## EXERCISE DIRECTIONS
Give every entry again, word for word and in full.

## PROVIDED DATA
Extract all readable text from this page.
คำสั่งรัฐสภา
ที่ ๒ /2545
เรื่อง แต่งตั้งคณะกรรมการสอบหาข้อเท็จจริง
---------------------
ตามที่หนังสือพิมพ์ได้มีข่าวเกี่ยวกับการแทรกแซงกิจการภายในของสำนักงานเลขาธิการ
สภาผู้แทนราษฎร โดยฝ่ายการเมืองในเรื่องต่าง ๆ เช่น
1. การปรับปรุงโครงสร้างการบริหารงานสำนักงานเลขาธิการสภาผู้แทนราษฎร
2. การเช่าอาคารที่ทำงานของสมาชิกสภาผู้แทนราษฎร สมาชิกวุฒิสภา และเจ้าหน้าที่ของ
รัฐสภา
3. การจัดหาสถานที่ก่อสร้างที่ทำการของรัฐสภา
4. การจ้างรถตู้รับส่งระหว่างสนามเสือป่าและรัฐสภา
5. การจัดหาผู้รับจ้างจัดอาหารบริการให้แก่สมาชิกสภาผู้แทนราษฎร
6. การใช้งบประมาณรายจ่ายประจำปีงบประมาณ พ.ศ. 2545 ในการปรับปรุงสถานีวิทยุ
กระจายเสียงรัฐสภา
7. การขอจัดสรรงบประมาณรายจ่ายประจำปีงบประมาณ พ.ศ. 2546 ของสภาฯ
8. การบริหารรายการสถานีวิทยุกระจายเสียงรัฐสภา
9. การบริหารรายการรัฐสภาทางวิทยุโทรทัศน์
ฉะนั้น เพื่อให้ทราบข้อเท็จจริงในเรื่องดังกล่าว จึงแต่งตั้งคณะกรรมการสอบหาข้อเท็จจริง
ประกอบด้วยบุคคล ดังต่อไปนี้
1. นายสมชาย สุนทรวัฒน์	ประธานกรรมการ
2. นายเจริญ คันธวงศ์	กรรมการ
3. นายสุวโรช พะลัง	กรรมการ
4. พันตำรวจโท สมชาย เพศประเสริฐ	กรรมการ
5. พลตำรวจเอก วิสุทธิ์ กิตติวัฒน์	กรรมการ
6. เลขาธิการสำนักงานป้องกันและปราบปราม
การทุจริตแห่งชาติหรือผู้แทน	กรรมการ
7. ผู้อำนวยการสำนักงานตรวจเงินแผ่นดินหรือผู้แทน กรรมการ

## RIGHT ANSWER
Extract all readable text from this page.
คำสั่งรัฐสภา
ที่ ๒ /2545
เรื่อง แต่งตั้งคณะกรรมการสอบหาข้อเท็จจริง
---------------------
ตามที่หนังสือพิมพ์ได้มีข่าวเกี่ยวกับการแทรกแซงกิจการภายในของสำนักงานเลขาธิการ
สภาผู้แทนราษฎร โดยฝ่ายการเมืองในเรื่องต่าง ๆ เช่น
1. การปรับปรุงโครงสร้างการบริหารงานสำนักงานเลขาธิการสภาผู้แทนราษฎร
2. การเช่าอาคารที่ทำงานของสมาชิกสภาผู้แทนราษฎร สมาชิกวุฒิสภา และเจ้าหน้าที่ของ
รัฐสภา
3. การจัดหาสถานที่ก่อสร้างที่ทำการของรัฐสภา
4. การจ้างรถตู้รับส่งระหว่างสนามเสือป่าและรัฐสภา
5. การจัดหาผู้รับจ้างจัดอาหารบริการให้แก่สมาชิกสภาผู้แทนราษฎร
6. การใช้งบประมาณรายจ่ายประจำปีงบประมาณ พ.ศ. 2545 ในการปรับปรุงสถานีวิทยุ
กระจายเสียงรัฐสภา
7. การขอจัดสรรงบประมาณรายจ่ายประจำปีงบประมาณ พ.ศ. 2546 ของสภาฯ
8. การบริหารรายการสถานีวิทยุกระจายเสียงรัฐสภา
9. การบริหารรายการรัฐสภาทางวิทยุโทรทัศน์
ฉะนั้น เพื่อให้ทราบข้อเท็จจริงในเรื่องดังกล่าว จึงแต่งตั้งคณะกรรมการสอบหาข้อเท็จจริง
ประกอบด้วยบุคคล ดังต่อไปนี้
1. นายสมชาย สุนทรวัฒน์	ประธานกรรมการ
2. นายเจริญ คันธวงศ์	กรรมการ
3. นายสุวโรช พะลัง	กรรมการ
4. พันตำรวจโท สมชาย เพศประเสริฐ	กรรมการ
5. พลตำรวจเอก วิสุทธิ์ กิตติวัฒน์	กรรมการ
6. เลขาธิการสำนักงานป้องกันและปราบปราม
การทุจริตแห่งชาติหรือผู้แทน	กรรมการ
7. ผู้อำนวยการสำนักงานตรวจเงินแผ่นดินหรือผู้แทน กรรมการ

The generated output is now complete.